Goal of the exercise:
Find and return each line containing "recommendation".

(Data items)
((
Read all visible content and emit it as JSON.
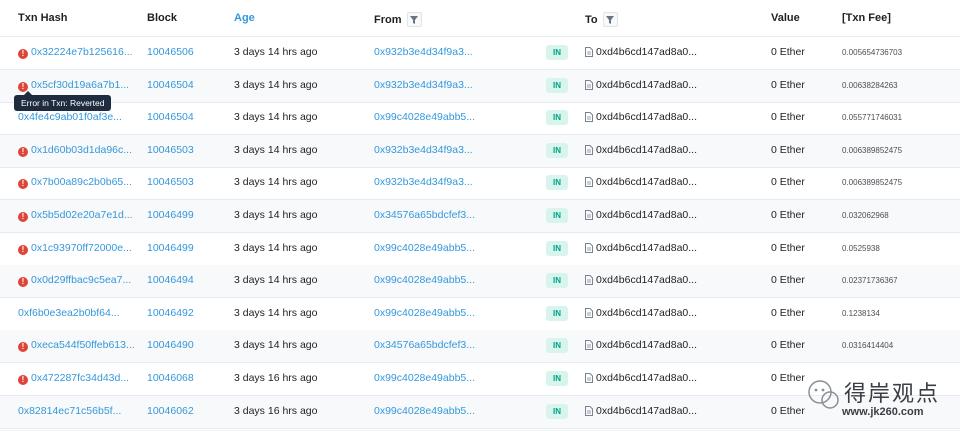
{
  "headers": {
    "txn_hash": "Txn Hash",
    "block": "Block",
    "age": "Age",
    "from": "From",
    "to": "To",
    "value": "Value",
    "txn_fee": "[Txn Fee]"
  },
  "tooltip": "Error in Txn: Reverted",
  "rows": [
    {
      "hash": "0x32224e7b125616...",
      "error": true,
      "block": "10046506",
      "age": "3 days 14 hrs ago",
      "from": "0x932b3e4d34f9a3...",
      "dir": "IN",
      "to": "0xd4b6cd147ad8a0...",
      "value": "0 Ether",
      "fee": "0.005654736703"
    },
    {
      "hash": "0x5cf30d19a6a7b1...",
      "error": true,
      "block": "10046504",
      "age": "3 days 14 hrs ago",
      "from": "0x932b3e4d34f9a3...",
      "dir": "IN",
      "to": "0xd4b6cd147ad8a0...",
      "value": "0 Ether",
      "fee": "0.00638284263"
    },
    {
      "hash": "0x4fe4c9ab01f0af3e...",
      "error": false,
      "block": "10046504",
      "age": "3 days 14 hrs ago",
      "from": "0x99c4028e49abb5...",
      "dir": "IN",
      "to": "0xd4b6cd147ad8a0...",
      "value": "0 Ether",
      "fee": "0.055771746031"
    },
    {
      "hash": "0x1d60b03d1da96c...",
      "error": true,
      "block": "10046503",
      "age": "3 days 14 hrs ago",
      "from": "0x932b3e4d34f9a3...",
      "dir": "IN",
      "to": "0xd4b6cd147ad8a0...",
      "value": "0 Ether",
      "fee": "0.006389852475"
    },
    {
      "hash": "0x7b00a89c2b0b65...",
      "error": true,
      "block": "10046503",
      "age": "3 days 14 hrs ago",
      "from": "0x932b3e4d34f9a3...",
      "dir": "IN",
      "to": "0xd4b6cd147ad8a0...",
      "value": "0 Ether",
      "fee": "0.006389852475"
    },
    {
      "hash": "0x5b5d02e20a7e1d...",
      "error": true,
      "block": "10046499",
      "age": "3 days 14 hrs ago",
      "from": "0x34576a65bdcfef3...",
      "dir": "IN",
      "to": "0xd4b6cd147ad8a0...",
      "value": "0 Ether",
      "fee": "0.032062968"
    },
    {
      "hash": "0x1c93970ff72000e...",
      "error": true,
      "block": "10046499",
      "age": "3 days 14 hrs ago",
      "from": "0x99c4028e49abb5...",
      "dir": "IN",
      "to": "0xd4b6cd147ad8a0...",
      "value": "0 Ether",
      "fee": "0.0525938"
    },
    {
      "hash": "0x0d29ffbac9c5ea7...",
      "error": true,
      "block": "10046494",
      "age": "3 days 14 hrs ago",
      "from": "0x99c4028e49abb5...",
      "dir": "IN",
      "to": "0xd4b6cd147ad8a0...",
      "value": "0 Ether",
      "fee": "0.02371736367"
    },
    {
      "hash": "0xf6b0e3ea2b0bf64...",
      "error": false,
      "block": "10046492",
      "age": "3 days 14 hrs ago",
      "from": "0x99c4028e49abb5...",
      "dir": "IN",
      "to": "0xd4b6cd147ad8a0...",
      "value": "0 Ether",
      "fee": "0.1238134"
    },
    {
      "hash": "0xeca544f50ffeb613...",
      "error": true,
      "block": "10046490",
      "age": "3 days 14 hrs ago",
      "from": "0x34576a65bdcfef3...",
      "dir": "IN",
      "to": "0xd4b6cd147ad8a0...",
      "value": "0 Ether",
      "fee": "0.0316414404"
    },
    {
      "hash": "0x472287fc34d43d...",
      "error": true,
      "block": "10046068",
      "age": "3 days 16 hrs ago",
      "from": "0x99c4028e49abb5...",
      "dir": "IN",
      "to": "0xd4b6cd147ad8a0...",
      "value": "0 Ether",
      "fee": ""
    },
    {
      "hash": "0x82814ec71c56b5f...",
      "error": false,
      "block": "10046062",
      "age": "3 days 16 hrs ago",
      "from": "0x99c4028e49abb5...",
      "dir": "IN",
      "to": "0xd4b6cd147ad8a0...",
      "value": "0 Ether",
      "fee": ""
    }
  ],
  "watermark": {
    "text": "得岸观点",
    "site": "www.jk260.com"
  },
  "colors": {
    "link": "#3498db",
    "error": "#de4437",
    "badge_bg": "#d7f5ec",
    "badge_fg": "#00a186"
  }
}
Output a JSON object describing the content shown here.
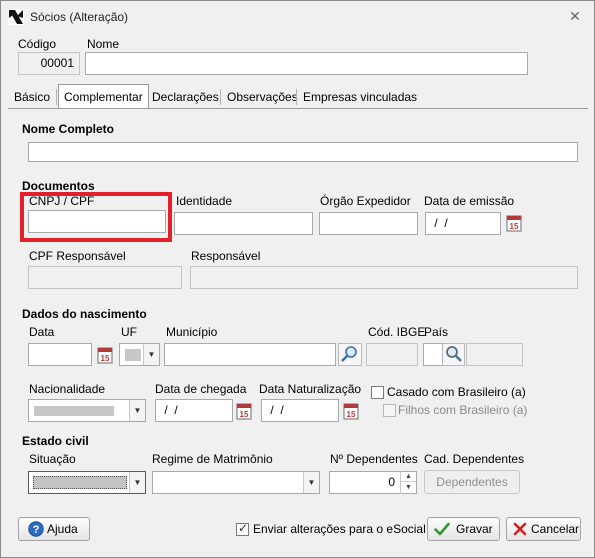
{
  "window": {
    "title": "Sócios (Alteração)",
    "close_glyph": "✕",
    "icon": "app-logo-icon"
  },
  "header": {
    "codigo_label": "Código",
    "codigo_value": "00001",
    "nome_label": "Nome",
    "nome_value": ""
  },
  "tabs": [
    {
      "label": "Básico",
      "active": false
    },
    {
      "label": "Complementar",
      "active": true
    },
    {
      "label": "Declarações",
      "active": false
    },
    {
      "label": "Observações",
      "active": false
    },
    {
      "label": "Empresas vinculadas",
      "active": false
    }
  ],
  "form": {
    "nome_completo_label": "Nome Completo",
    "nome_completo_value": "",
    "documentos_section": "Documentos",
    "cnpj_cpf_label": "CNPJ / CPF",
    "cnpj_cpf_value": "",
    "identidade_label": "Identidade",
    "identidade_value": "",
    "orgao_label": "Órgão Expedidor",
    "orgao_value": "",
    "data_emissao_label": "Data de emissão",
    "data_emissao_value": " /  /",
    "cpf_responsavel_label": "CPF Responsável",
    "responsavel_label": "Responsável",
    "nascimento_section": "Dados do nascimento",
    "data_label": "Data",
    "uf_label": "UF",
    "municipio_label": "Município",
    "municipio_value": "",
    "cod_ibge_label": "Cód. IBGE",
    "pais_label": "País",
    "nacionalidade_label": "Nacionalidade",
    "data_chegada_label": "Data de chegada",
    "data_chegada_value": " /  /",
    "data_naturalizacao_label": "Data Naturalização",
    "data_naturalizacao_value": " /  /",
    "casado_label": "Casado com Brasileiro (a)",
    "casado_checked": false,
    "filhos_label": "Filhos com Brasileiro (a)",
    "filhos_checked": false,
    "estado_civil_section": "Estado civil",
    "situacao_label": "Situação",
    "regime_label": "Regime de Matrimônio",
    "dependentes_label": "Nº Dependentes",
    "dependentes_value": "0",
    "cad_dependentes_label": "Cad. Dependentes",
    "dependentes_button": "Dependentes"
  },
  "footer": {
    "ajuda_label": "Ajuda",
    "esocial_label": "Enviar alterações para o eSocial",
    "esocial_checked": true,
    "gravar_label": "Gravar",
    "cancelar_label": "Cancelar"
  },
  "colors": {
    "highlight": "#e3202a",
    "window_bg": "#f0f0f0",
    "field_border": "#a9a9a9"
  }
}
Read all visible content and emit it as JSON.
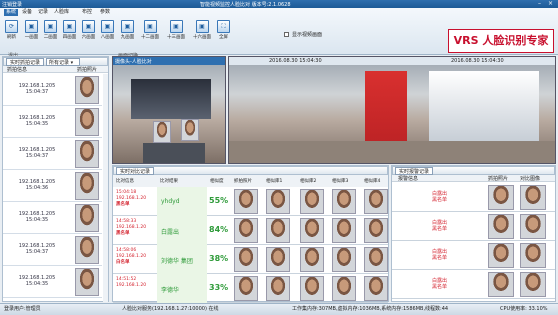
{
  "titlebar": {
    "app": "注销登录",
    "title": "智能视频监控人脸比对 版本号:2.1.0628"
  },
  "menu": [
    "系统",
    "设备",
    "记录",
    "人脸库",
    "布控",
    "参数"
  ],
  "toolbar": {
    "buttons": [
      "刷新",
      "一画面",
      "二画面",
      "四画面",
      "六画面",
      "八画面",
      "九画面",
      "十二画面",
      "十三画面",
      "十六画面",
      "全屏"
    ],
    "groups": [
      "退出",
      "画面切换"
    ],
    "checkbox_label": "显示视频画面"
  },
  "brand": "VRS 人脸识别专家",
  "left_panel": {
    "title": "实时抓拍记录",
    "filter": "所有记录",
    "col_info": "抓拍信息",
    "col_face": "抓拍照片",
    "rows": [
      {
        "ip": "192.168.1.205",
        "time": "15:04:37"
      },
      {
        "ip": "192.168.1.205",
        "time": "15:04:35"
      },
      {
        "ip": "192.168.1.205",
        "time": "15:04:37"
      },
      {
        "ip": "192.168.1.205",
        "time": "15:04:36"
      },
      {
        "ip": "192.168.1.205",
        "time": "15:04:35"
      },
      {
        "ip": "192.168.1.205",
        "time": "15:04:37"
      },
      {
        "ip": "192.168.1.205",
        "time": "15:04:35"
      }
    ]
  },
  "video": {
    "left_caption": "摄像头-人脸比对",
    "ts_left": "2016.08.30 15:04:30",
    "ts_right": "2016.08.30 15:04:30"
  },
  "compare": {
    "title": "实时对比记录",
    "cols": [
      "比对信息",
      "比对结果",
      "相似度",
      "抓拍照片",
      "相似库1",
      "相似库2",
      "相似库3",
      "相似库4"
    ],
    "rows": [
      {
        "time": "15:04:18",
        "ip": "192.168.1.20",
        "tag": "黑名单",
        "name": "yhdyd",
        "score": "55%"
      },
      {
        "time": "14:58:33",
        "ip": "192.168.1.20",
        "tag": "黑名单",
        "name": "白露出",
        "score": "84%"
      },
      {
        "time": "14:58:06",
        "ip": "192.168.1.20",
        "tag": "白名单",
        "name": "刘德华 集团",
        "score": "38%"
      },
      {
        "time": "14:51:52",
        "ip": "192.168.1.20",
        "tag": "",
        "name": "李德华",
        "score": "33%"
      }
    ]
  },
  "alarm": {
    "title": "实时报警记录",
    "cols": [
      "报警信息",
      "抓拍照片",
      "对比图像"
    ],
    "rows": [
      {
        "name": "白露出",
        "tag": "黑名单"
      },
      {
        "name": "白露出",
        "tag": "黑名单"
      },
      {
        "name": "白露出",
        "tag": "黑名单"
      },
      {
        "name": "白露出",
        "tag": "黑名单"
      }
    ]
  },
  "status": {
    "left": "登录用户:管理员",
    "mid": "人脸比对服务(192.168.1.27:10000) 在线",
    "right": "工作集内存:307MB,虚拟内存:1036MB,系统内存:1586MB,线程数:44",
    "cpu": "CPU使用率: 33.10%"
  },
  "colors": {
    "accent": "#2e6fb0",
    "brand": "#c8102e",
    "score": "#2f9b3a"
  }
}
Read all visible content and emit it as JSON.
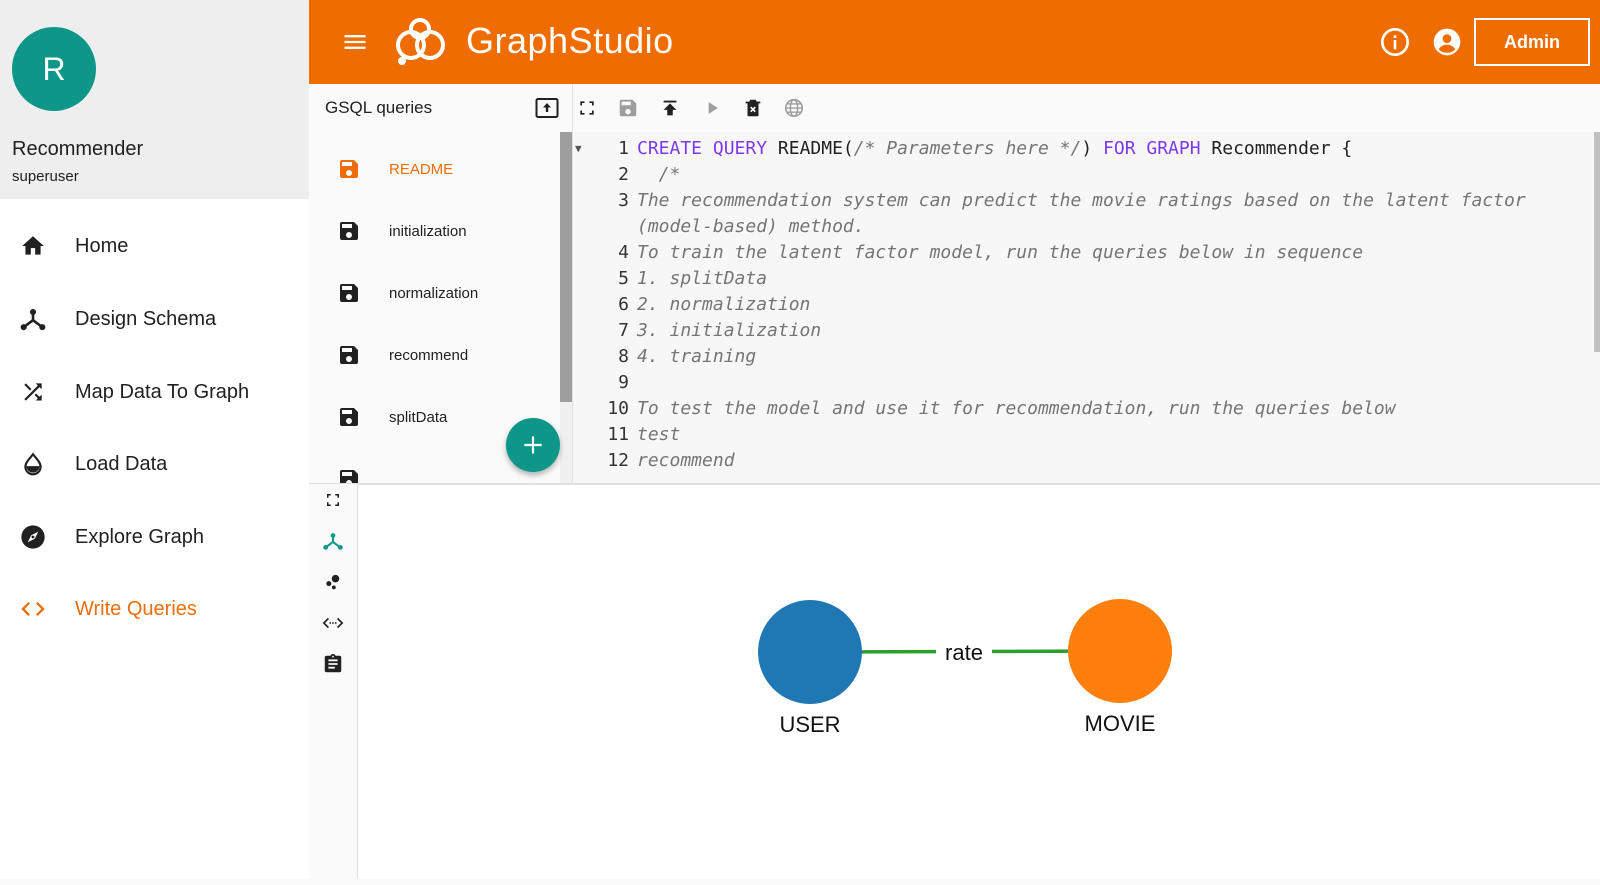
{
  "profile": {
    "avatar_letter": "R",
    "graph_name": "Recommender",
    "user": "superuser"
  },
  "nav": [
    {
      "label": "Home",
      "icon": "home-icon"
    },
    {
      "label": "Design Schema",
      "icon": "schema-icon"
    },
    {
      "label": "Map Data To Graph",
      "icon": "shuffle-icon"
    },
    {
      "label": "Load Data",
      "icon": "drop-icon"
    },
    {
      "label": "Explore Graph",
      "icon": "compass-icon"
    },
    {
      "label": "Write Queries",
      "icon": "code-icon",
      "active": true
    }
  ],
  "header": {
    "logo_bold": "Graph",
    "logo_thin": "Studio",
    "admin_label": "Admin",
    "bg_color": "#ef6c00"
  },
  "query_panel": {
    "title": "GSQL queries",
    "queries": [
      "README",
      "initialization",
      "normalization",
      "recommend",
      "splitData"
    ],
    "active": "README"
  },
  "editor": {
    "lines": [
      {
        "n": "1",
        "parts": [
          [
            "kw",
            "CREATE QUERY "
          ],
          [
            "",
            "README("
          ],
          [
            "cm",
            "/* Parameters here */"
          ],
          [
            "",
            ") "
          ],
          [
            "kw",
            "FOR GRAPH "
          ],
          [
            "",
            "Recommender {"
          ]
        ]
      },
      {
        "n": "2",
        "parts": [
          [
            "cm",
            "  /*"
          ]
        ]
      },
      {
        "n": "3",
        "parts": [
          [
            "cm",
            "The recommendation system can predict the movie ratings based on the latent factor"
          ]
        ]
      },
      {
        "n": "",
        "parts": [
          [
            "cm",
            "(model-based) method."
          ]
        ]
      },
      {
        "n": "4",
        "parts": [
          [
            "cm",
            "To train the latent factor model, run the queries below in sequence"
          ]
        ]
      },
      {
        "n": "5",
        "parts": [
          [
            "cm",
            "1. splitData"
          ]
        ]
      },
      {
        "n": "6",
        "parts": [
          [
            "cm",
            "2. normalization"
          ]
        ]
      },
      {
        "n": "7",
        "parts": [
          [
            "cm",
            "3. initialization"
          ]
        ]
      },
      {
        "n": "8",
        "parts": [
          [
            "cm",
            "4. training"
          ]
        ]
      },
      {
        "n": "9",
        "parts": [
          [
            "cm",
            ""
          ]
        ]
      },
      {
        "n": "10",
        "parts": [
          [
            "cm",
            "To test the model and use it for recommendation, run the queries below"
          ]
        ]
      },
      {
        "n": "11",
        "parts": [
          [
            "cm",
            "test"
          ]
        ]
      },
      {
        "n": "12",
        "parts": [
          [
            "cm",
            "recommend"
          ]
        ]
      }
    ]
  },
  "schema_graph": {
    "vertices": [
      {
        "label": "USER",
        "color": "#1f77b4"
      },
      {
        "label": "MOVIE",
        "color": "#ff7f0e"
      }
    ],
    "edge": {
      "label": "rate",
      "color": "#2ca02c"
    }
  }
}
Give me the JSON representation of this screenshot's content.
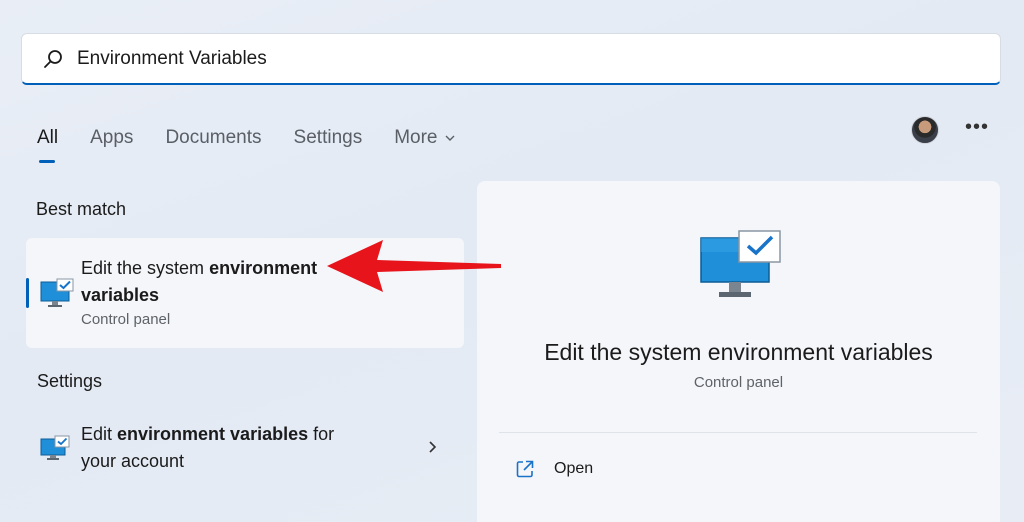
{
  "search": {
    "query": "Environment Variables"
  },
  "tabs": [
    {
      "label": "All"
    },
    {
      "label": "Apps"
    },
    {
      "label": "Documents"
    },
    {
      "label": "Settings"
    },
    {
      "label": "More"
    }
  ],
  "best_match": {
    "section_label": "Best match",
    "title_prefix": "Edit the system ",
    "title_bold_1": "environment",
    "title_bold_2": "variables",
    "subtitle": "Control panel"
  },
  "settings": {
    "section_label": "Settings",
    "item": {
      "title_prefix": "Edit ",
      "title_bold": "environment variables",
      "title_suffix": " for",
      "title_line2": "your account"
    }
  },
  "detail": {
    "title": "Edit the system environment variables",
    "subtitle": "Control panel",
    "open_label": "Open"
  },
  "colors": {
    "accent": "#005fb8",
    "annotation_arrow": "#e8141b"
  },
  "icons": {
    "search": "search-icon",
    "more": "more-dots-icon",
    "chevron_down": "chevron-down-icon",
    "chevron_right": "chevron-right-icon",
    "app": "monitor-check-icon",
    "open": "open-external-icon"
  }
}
))
Answer below:
            "The recommendation system can predict the movie ratings based on the latent factor"
            "To test the model and use it for recommendation, run the queries below"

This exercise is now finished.